WHAT THIS TASK INVOLVES
Without including the pictures, copy out every line below.

[Dataset rows about figures]
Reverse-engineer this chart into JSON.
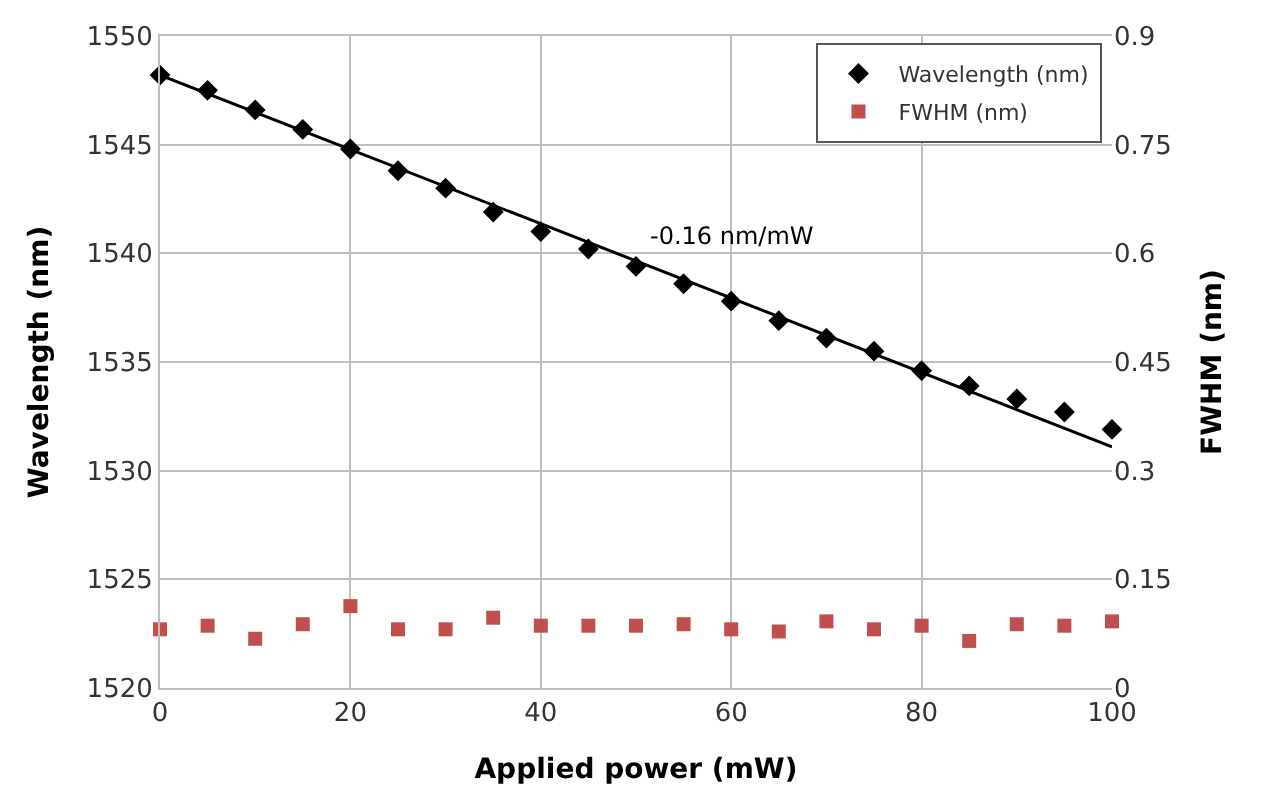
{
  "chart_data": {
    "type": "scatter",
    "xlabel": "Applied power (mW)",
    "ylabel": "Wavelength (nm)",
    "y2label": "FWHM (nm)",
    "x": [
      0,
      5,
      10,
      15,
      20,
      25,
      30,
      35,
      40,
      45,
      50,
      55,
      60,
      65,
      70,
      75,
      80,
      85,
      90,
      95,
      100
    ],
    "series": [
      {
        "name": "Wavelength (nm)",
        "marker": "diamond",
        "color": "#000000",
        "values": [
          1548.2,
          1547.5,
          1546.6,
          1545.7,
          1544.8,
          1543.8,
          1543.0,
          1541.9,
          1541.0,
          1540.2,
          1539.4,
          1538.6,
          1537.8,
          1536.9,
          1536.1,
          1535.5,
          1534.6,
          1533.9,
          1533.3,
          1532.7,
          1531.9
        ]
      },
      {
        "name": "FWHM (nm)",
        "marker": "square",
        "color": "#c0504d",
        "axis": "y2",
        "values": [
          0.081,
          0.086,
          0.068,
          0.088,
          0.113,
          0.081,
          0.081,
          0.097,
          0.086,
          0.086,
          0.086,
          0.088,
          0.081,
          0.078,
          0.092,
          0.081,
          0.086,
          0.065,
          0.088,
          0.086,
          0.092
        ]
      },
      {
        "type": "line",
        "color": "#000000",
        "x": [
          0,
          100
        ],
        "values": [
          1548.2,
          1531.1
        ],
        "line_style": "solid"
      }
    ],
    "annotations": [
      "-0.16 nm/mW"
    ],
    "xlim": [
      0,
      100
    ],
    "xticks": [
      0,
      20,
      40,
      60,
      80,
      100
    ],
    "ylim": [
      1520,
      1550
    ],
    "yticks": [
      1520,
      1525,
      1530,
      1535,
      1540,
      1545,
      1550
    ],
    "y2lim": [
      0,
      0.9
    ],
    "y2ticks": [
      0,
      0.15,
      0.3,
      0.45,
      0.6,
      0.75,
      0.9
    ],
    "grid": true,
    "legend": "top right"
  }
}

RESULT
Reverse-engineer this chart into JSON.
{
  "chart_data": {
    "type": "scatter",
    "xlabel": "Applied power (mW)",
    "ylabel": "Wavelength (nm)",
    "y2label": "FWHM (nm)",
    "x": [
      0,
      5,
      10,
      15,
      20,
      25,
      30,
      35,
      40,
      45,
      50,
      55,
      60,
      65,
      70,
      75,
      80,
      85,
      90,
      95,
      100
    ],
    "series": [
      {
        "name": "Wavelength (nm)",
        "marker": "diamond",
        "color": "#000000",
        "values": [
          1548.2,
          1547.5,
          1546.6,
          1545.7,
          1544.8,
          1543.8,
          1543.0,
          1541.9,
          1541.0,
          1540.2,
          1539.4,
          1538.6,
          1537.8,
          1536.9,
          1536.1,
          1535.5,
          1534.6,
          1533.9,
          1533.3,
          1532.7,
          1531.9
        ]
      },
      {
        "name": "FWHM (nm)",
        "marker": "square",
        "color": "#c0504d",
        "axis": "y2",
        "values": [
          0.081,
          0.086,
          0.068,
          0.088,
          0.113,
          0.081,
          0.081,
          0.097,
          0.086,
          0.086,
          0.086,
          0.088,
          0.081,
          0.078,
          0.092,
          0.081,
          0.086,
          0.065,
          0.088,
          0.086,
          0.092
        ]
      },
      {
        "type": "line",
        "color": "#000000",
        "x": [
          0,
          100
        ],
        "values": [
          1548.2,
          1531.1
        ],
        "line_style": "solid"
      }
    ],
    "annotations": [
      "-0.16 nm/mW"
    ],
    "xlim": [
      0,
      100
    ],
    "xticks": [
      0,
      20,
      40,
      60,
      80,
      100
    ],
    "ylim": [
      1520,
      1550
    ],
    "yticks": [
      1520,
      1525,
      1530,
      1535,
      1540,
      1545,
      1550
    ],
    "y2lim": [
      0,
      0.9
    ],
    "y2ticks": [
      0,
      0.15,
      0.3,
      0.45,
      0.6,
      0.75,
      0.9
    ],
    "grid": true,
    "legend": "top right"
  }
}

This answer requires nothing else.